**DATASET RECORDS:**
—————
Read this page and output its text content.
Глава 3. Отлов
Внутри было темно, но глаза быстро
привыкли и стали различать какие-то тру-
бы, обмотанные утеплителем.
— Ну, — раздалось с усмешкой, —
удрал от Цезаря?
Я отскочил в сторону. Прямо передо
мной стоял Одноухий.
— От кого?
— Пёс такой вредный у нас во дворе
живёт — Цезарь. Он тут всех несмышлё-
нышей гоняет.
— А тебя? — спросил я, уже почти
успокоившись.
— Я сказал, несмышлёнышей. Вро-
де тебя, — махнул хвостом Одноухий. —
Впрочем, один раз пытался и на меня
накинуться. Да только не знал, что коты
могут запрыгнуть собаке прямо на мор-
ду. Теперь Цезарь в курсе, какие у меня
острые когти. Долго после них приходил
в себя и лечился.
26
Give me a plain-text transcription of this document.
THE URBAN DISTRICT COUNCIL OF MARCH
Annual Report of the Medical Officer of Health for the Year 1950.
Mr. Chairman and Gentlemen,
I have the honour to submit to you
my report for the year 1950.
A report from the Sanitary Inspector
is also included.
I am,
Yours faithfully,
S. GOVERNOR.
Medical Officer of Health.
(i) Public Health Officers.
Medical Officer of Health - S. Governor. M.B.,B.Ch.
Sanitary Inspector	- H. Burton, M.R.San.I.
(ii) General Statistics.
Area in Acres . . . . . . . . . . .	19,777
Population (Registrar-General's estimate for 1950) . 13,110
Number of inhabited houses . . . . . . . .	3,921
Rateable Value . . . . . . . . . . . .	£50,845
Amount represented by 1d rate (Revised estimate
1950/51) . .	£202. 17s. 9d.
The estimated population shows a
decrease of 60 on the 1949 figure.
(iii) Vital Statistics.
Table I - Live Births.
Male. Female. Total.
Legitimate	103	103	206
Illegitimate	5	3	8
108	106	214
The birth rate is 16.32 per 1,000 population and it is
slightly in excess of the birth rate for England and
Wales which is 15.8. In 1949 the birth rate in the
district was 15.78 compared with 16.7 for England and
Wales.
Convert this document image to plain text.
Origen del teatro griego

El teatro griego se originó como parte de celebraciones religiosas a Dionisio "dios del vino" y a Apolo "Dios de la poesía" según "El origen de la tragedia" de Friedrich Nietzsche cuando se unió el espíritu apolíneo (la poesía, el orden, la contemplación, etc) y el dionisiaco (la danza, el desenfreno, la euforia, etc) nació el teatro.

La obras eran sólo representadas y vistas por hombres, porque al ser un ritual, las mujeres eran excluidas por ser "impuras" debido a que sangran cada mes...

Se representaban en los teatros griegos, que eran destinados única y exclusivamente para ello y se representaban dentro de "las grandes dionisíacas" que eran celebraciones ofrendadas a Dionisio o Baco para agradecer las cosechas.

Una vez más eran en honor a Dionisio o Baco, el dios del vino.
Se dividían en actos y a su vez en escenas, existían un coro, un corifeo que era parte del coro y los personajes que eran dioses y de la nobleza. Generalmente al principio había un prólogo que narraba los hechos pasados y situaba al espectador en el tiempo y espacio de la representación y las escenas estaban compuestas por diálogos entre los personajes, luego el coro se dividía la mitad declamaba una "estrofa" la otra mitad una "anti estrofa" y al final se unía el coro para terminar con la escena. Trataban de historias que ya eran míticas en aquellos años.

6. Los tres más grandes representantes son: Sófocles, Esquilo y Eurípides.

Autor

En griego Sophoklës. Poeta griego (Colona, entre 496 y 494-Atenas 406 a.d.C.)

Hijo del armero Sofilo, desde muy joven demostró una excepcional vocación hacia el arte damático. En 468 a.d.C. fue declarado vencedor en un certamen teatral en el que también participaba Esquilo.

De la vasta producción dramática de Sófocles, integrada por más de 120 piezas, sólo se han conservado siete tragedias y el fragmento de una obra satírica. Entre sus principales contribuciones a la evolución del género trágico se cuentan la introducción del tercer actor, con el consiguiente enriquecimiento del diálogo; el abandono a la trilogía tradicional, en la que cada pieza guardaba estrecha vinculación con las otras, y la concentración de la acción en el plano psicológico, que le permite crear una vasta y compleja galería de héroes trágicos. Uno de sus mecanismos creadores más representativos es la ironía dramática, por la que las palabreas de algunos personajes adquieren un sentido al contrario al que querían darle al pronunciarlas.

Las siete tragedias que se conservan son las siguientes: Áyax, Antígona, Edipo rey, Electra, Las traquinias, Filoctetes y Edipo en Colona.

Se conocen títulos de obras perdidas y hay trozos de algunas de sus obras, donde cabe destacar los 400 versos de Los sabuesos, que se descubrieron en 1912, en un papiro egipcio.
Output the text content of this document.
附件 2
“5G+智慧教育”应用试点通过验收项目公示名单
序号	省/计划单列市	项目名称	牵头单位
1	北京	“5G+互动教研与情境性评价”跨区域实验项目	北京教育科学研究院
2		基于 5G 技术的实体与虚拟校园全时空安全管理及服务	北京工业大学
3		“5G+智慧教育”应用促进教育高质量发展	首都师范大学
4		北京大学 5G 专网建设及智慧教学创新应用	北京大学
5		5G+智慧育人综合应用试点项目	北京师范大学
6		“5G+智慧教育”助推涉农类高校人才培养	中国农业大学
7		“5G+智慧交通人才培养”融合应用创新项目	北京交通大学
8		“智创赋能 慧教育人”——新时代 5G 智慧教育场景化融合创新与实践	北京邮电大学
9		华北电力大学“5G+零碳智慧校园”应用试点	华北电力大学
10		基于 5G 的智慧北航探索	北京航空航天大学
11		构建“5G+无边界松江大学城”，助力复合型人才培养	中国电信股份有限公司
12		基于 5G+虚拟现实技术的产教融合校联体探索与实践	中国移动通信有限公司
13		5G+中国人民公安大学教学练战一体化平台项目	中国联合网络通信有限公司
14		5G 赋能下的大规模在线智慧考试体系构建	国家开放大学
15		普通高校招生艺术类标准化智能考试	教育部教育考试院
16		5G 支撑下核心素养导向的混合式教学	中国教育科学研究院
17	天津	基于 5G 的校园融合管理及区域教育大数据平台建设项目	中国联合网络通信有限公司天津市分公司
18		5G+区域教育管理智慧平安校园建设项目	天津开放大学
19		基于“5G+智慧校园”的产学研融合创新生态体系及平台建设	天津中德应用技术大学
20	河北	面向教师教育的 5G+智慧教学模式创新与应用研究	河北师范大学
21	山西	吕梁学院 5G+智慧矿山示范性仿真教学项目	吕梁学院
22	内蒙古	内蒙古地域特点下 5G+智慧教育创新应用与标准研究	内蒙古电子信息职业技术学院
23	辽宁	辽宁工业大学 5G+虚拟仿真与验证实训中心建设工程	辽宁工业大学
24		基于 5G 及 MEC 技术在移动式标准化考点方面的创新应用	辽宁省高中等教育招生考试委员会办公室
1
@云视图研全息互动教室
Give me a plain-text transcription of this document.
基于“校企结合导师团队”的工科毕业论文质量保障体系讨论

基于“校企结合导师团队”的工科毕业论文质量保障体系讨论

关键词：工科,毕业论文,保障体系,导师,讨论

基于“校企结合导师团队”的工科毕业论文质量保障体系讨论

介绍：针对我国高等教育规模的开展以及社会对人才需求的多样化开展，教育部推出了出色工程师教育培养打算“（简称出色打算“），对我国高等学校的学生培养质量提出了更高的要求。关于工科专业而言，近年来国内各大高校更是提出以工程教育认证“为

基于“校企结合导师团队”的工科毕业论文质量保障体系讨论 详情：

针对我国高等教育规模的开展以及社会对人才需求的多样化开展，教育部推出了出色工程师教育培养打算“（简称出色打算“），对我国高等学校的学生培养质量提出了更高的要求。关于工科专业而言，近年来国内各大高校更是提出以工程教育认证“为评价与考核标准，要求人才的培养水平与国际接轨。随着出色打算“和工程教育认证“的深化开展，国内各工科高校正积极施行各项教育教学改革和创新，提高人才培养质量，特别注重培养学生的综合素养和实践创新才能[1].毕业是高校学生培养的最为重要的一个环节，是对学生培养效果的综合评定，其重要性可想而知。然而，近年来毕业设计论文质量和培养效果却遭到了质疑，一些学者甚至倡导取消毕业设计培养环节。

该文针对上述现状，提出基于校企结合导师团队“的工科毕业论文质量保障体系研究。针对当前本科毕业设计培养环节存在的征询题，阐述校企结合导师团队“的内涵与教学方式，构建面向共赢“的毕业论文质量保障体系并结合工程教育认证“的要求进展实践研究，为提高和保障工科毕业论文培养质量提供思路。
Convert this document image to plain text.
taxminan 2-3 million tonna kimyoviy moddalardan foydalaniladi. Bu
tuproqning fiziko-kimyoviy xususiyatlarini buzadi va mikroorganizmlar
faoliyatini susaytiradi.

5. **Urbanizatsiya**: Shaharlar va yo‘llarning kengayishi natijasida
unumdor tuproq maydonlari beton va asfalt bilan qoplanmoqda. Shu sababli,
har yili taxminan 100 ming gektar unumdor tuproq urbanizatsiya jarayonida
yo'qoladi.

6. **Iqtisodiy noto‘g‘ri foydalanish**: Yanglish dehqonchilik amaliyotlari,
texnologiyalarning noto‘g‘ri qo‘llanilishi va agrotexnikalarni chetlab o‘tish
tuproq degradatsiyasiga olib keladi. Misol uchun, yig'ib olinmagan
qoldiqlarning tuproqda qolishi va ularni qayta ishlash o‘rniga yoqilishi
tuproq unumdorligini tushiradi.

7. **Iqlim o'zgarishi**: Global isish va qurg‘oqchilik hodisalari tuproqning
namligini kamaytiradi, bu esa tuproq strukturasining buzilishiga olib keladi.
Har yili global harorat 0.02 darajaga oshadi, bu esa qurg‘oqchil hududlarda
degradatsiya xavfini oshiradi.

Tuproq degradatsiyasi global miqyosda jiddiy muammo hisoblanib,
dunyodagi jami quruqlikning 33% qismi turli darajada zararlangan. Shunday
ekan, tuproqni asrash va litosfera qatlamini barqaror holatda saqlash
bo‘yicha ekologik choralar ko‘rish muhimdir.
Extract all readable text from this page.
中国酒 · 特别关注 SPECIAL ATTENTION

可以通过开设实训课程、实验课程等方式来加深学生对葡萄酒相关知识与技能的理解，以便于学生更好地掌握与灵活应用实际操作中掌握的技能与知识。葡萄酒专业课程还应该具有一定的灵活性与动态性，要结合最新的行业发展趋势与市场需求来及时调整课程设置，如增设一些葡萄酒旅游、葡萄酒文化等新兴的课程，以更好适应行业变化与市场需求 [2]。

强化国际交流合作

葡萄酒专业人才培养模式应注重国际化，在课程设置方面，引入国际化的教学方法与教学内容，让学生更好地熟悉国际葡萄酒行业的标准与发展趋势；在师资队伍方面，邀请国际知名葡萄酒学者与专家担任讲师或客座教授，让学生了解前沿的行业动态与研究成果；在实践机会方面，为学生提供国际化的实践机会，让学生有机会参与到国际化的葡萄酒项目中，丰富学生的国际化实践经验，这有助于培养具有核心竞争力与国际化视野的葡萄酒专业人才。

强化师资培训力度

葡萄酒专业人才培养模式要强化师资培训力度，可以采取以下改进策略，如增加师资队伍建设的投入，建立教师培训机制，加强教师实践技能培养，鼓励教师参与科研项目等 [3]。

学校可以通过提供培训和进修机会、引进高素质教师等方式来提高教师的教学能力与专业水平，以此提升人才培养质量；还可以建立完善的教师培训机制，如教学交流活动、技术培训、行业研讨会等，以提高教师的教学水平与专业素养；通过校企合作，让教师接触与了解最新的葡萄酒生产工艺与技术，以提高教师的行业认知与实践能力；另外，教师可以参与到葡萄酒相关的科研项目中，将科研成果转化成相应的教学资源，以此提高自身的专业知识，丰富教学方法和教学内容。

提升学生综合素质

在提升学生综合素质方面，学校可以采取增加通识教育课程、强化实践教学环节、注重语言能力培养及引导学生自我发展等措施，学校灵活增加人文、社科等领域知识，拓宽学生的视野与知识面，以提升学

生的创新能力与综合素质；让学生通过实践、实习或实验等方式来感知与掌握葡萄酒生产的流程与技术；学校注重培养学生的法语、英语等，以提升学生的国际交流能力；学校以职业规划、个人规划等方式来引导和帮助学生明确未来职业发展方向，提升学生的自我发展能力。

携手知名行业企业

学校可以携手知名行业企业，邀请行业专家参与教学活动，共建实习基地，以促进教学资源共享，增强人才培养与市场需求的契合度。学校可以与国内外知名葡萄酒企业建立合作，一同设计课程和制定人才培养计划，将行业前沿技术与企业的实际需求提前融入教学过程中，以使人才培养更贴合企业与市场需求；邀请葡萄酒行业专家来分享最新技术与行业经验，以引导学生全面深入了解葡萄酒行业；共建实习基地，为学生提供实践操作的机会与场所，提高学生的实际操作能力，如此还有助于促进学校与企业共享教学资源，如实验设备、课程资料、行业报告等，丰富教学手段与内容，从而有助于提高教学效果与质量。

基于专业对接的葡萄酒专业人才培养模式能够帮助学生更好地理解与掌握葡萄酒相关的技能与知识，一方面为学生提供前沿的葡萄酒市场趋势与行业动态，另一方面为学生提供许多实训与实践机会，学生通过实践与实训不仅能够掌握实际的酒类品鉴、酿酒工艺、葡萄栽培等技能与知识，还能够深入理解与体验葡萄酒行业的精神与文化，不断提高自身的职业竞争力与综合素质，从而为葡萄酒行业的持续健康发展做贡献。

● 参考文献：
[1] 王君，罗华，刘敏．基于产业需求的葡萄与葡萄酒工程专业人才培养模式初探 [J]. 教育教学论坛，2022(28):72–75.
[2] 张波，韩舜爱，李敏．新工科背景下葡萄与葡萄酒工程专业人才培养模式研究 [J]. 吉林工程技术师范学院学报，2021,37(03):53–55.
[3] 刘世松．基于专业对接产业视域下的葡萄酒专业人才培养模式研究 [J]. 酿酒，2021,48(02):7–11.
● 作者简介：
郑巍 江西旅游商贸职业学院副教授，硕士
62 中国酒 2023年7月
—————
**WHAT IS REQUIRED:** Check each line of the entries above for the word "from". List the ones that have it.

**REPLY TO THE EXERCISE:**
A report from the Sanitary Inspector
Extract all readable text from this page.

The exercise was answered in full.